Data records
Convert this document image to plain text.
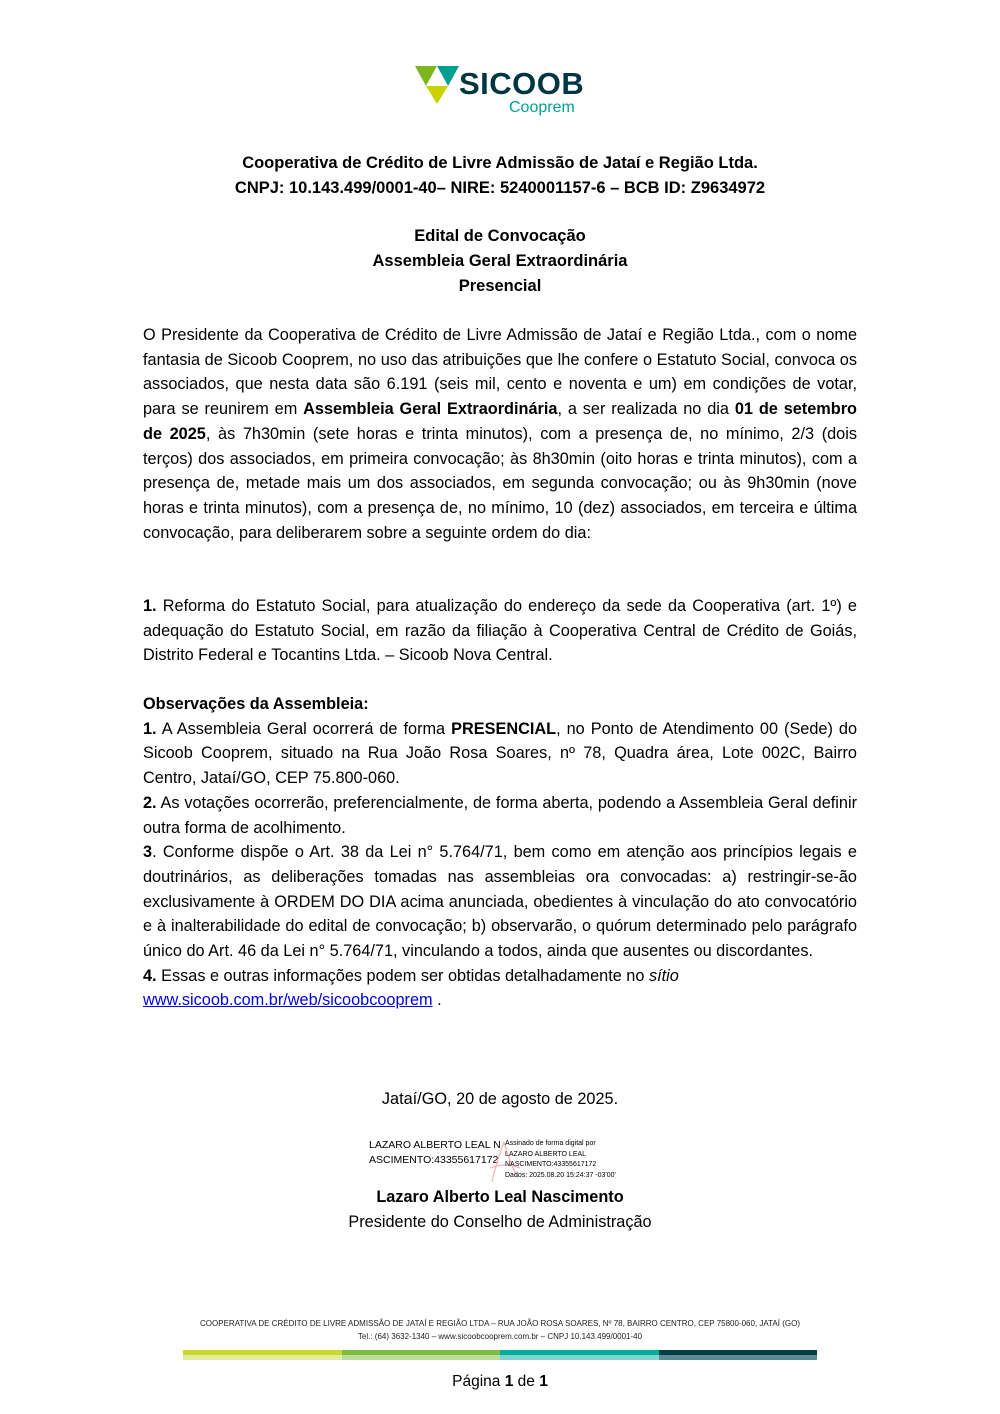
SICOOB
Cooprem
Cooperativa de Crédito de Livre Admissão de Jataí e Região Ltda.
CNPJ: 10.143.499/0001-40– NIRE: 5240001157-6 – BCB ID: Z9634972
Edital de Convocação
Assembleia Geral Extraordinária
Presencial

O Presidente da Cooperativa de Crédito de Livre Admissão de Jataí e Região Ltda., com o nome fantasia de Sicoob Cooprem, no uso das atribuições que lhe confere o Estatuto Social, convoca os associados, que nesta data são 6.191 (seis mil, cento e noventa e um) em condições de votar, para se reunirem em Assembleia Geral Extraordinária, a ser realizada no dia 01 de setembro de 2025, às 7h30min (sete horas e trinta minutos), com a presença de, no mínimo, 2/3 (dois terços) dos associados, em primeira convocação; às 8h30min (oito horas e trinta minutos), com a presença de, metade mais um dos associados, em segunda convocação; ou às 9h30min (nove horas e trinta minutos), com a presença de, no mínimo, 10 (dez) associados, em terceira e última convocação, para deliberarem sobre a seguinte ordem do dia:

1. Reforma do Estatuto Social, para atualização do endereço da sede da Cooperativa (art. 1º) e adequação do Estatuto Social, em razão da filiação à Cooperativa Central de Crédito de Goiás, Distrito Federal e Tocantins Ltda. – Sicoob Nova Central.

Observações da Assembleia:

1. A Assembleia Geral ocorrerá de forma PRESENCIAL, no Ponto de Atendimento 00 (Sede) do Sicoob Cooprem, situado na Rua João Rosa Soares, nº 78, Quadra área, Lote 002C, Bairro Centro, Jataí/GO, CEP 75.800-060.

2. As votações ocorrerão, preferencialmente, de forma aberta, podendo a Assembleia Geral definir outra forma de acolhimento.

3. Conforme dispõe o Art. 38 da Lei n° 5.764/71, bem como em atenção aos princípios legais e doutrinários, as deliberações tomadas nas assembleias ora convocadas: a) restringir-se-ão exclusivamente à ORDEM DO DIA acima anunciada, obedientes à vinculação do ato convocatório e à inalterabilidade do edital de convocação; b) observarão, o quórum determinado pelo parágrafo único do Art. 46 da Lei n° 5.764/71, vinculando a todos, ainda que ausentes ou discordantes.

4. Essas e outras informações podem ser obtidas detalhadamente no sítio
www.sicoob.com.br/web/sicoobcooprem .

Jataí/GO, 20 de agosto de 2025.
LAZARO ALBERTO LEAL NASCIMENTO:43355617172
Assinado de forma digital por
LAZARO ALBERTO LEAL
NASCIMENTO:43355617172
Dados: 2025.08.20 15:24:37 -03'00'
Lazaro Alberto Leal Nascimento
Presidente do Conselho de Administração
COOPERATIVA DE CRÉDITO DE LIVRE ADMISSÃO DE JATAÍ E REGIÃO LTDA – RUA JOÃO ROSA SOARES, Nº 78, BAIRRO CENTRO, CEP 75800-060, JATAÍ (GO)
Tel.: (64) 3632-1340 – www.sicoobcooprem.com.br – CNPJ 10.143.499/0001-40
Página 1 de 1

§ Set task
Write out each line of the data exactly; the images should be left out.

§ Answer to this task
Convert this document image to plain text.
SICOOB
Cooprem
Cooperativa de Crédito de Livre Admissão de Jataí e Região Ltda.
CNPJ: 10.143.499/0001-40– NIRE: 5240001157-6 – BCB ID: Z9634972
Edital de Convocação
Assembleia Geral Extraordinária
Presencial

O Presidente da Cooperativa de Crédito de Livre Admissão de Jataí e Região Ltda., com o nome fantasia de Sicoob Cooprem, no uso das atribuições que lhe confere o Estatuto Social, convoca os associados, que nesta data são 6.191 (seis mil, cento e noventa e um) em condições de votar, para se reunirem em Assembleia Geral Extraordinária, a ser realizada no dia 01 de setembro de 2025, às 7h30min (sete horas e trinta minutos), com a presença de, no mínimo, 2/3 (dois terços) dos associados, em primeira convocação; às 8h30min (oito horas e trinta minutos), com a presença de, metade mais um dos associados, em segunda convocação; ou às 9h30min (nove horas e trinta minutos), com a presença de, no mínimo, 10 (dez) associados, em terceira e última convocação, para deliberarem sobre a seguinte ordem do dia:

1. Reforma do Estatuto Social, para atualização do endereço da sede da Cooperativa (art. 1º) e adequação do Estatuto Social, em razão da filiação à Cooperativa Central de Crédito de Goiás, Distrito Federal e Tocantins Ltda. – Sicoob Nova Central.

Observações da Assembleia:

1. A Assembleia Geral ocorrerá de forma PRESENCIAL, no Ponto de Atendimento 00 (Sede) do Sicoob Cooprem, situado na Rua João Rosa Soares, nº 78, Quadra área, Lote 002C, Bairro Centro, Jataí/GO, CEP 75.800-060.

2. As votações ocorrerão, preferencialmente, de forma aberta, podendo a Assembleia Geral definir outra forma de acolhimento.

3. Conforme dispõe o Art. 38 da Lei n° 5.764/71, bem como em atenção aos princípios legais e doutrinários, as deliberações tomadas nas assembleias ora convocadas: a) restringir-se-ão exclusivamente à ORDEM DO DIA acima anunciada, obedientes à vinculação do ato convocatório e à inalterabilidade do edital de convocação; b) observarão, o quórum determinado pelo parágrafo único do Art. 46 da Lei n° 5.764/71, vinculando a todos, ainda que ausentes ou discordantes.

4. Essas e outras informações podem ser obtidas detalhadamente no sítio
www.sicoob.com.br/web/sicoobcooprem .

Jataí/GO, 20 de agosto de 2025.
LAZARO ALBERTO LEAL NASCIMENTO:43355617172
Assinado de forma digital por
LAZARO ALBERTO LEAL
NASCIMENTO:43355617172
Dados: 2025.08.20 15:24:37 -03'00'
Lazaro Alberto Leal Nascimento
Presidente do Conselho de Administração
COOPERATIVA DE CRÉDITO DE LIVRE ADMISSÃO DE JATAÍ E REGIÃO LTDA – RUA JOÃO ROSA SOARES, Nº 78, BAIRRO CENTRO, CEP 75800-060, JATAÍ (GO)
Tel.: (64) 3632-1340 – www.sicoobcooprem.com.br – CNPJ 10.143.499/0001-40
Página 1 de 1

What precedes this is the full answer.